* **The exercise**: Please output every line of the material as it stands, without the pictures.

Collected data entries:

• • • •

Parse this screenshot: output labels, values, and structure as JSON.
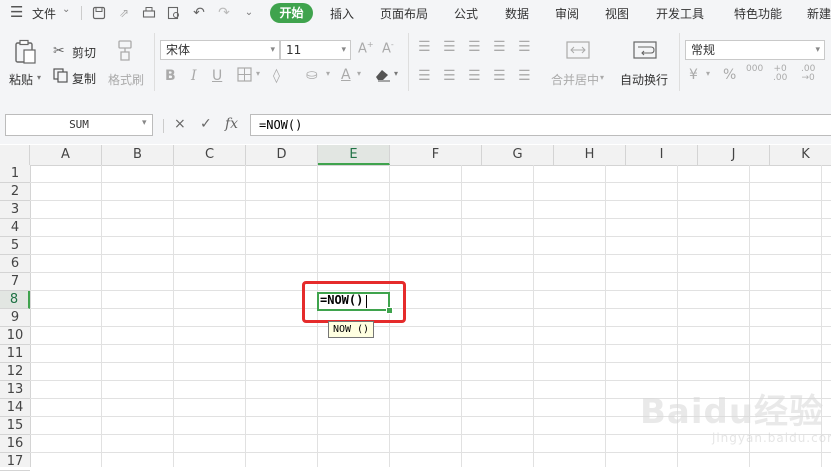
{
  "menu": {
    "hamburger_icon": "menu-icon",
    "file_label": "文件",
    "tabs": [
      "开始",
      "插入",
      "页面布局",
      "公式",
      "数据",
      "审阅",
      "视图",
      "开发工具",
      "特色功能",
      "新建"
    ],
    "active_tab": "开始",
    "accent_color": "#3fa34d"
  },
  "ribbon": {
    "paste_label": "粘贴",
    "cut_label": "剪切",
    "copy_label": "复制",
    "format_painter_label": "格式刷",
    "font_name": "宋体",
    "font_size": "11",
    "merge_center_label": "合并居中",
    "wrap_text_label": "自动换行",
    "number_format": "常规"
  },
  "formula_bar": {
    "name_box": "SUM",
    "cancel_icon": "×",
    "confirm_icon": "✓",
    "fx_label": "fx",
    "formula": "=NOW()"
  },
  "grid": {
    "columns": [
      "A",
      "B",
      "C",
      "D",
      "E",
      "F",
      "G",
      "H",
      "I",
      "J",
      "K"
    ],
    "rows": [
      "1",
      "2",
      "3",
      "4",
      "5",
      "6",
      "7",
      "8",
      "9",
      "10",
      "11",
      "12",
      "13",
      "14",
      "15",
      "16",
      "17"
    ],
    "selected_column": "E",
    "selected_row": "8",
    "active_cell_text": "=NOW()",
    "tooltip_text": "NOW ()",
    "highlight_color": "#e52b2b"
  },
  "watermark": {
    "logo_text": "Baidu经验",
    "url_text": "jingyan.baidu.com"
  }
}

• • • •

* **Problem solution**:
Parse this screenshot: output labels, values, and structure as JSON.
{
  "menu": {
    "hamburger_icon": "menu-icon",
    "file_label": "文件",
    "tabs": [
      "开始",
      "插入",
      "页面布局",
      "公式",
      "数据",
      "审阅",
      "视图",
      "开发工具",
      "特色功能",
      "新建"
    ],
    "active_tab": "开始",
    "accent_color": "#3fa34d"
  },
  "ribbon": {
    "paste_label": "粘贴",
    "cut_label": "剪切",
    "copy_label": "复制",
    "format_painter_label": "格式刷",
    "font_name": "宋体",
    "font_size": "11",
    "merge_center_label": "合并居中",
    "wrap_text_label": "自动换行",
    "number_format": "常规"
  },
  "formula_bar": {
    "name_box": "SUM",
    "cancel_icon": "×",
    "confirm_icon": "✓",
    "fx_label": "fx",
    "formula": "=NOW()"
  },
  "grid": {
    "columns": [
      "A",
      "B",
      "C",
      "D",
      "E",
      "F",
      "G",
      "H",
      "I",
      "J",
      "K"
    ],
    "rows": [
      "1",
      "2",
      "3",
      "4",
      "5",
      "6",
      "7",
      "8",
      "9",
      "10",
      "11",
      "12",
      "13",
      "14",
      "15",
      "16",
      "17"
    ],
    "selected_column": "E",
    "selected_row": "8",
    "active_cell_text": "=NOW()",
    "tooltip_text": "NOW ()",
    "highlight_color": "#e52b2b"
  },
  "watermark": {
    "logo_text": "Baidu经验",
    "url_text": "jingyan.baidu.com"
  }
}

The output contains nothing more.